- _STATED TASK_
Each of the entries should be retyped precisely as it appears.

----------

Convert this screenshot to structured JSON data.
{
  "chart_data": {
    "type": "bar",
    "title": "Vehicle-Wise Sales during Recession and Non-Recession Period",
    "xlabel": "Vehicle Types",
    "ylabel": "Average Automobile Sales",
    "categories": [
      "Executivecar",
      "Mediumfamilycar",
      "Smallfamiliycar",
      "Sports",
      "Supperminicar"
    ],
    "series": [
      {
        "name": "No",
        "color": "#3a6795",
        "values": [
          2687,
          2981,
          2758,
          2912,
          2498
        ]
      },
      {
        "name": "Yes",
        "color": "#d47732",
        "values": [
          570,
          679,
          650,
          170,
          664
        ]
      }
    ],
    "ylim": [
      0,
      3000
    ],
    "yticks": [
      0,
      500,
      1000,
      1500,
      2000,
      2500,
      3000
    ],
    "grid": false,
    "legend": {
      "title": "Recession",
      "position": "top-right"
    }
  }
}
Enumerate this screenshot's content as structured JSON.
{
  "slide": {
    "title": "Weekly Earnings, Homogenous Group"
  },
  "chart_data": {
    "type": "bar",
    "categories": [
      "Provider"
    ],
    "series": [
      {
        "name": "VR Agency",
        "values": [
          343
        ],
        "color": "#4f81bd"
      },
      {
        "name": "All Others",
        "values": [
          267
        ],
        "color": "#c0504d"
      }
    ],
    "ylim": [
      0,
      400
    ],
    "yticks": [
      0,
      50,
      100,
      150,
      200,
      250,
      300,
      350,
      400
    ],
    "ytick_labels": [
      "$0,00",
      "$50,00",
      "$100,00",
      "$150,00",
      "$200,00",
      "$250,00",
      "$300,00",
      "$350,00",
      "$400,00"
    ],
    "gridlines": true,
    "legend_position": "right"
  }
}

----------

- _FINAL RESULT_
Convert this screenshot to structured JSON data.
{
  "chart_data": {
    "type": "bar",
    "title": "Vehicle-Wise Sales during Recession and Non-Recession Period",
    "xlabel": "Vehicle Types",
    "ylabel": "Average Automobile Sales",
    "categories": [
      "Executivecar",
      "Mediumfamilycar",
      "Smallfamiliycar",
      "Sports",
      "Supperminicar"
    ],
    "series": [
      {
        "name": "No",
        "color": "#3a6795",
        "values": [
          2687,
          2981,
          2758,
          2912,
          2498
        ]
      },
      {
        "name": "Yes",
        "color": "#d47732",
        "values": [
          570,
          679,
          650,
          170,
          664
        ]
      }
    ],
    "ylim": [
      0,
      3000
    ],
    "yticks": [
      0,
      500,
      1000,
      1500,
      2000,
      2500,
      3000
    ],
    "grid": false,
    "legend": {
      "title": "Recession",
      "position": "top-right"
    }
  }
}
Enumerate this screenshot's content as structured JSON.
{
  "slide": {
    "title": "Weekly Earnings, Homogenous Group"
  },
  "chart_data": {
    "type": "bar",
    "categories": [
      "Provider"
    ],
    "series": [
      {
        "name": "VR Agency",
        "values": [
          343
        ],
        "color": "#4f81bd"
      },
      {
        "name": "All Others",
        "values": [
          267
        ],
        "color": "#c0504d"
      }
    ],
    "ylim": [
      0,
      400
    ],
    "yticks": [
      0,
      50,
      100,
      150,
      200,
      250,
      300,
      350,
      400
    ],
    "ytick_labels": [
      "$0,00",
      "$50,00",
      "$100,00",
      "$150,00",
      "$200,00",
      "$250,00",
      "$300,00",
      "$350,00",
      "$400,00"
    ],
    "gridlines": true,
    "legend_position": "right"
  }
}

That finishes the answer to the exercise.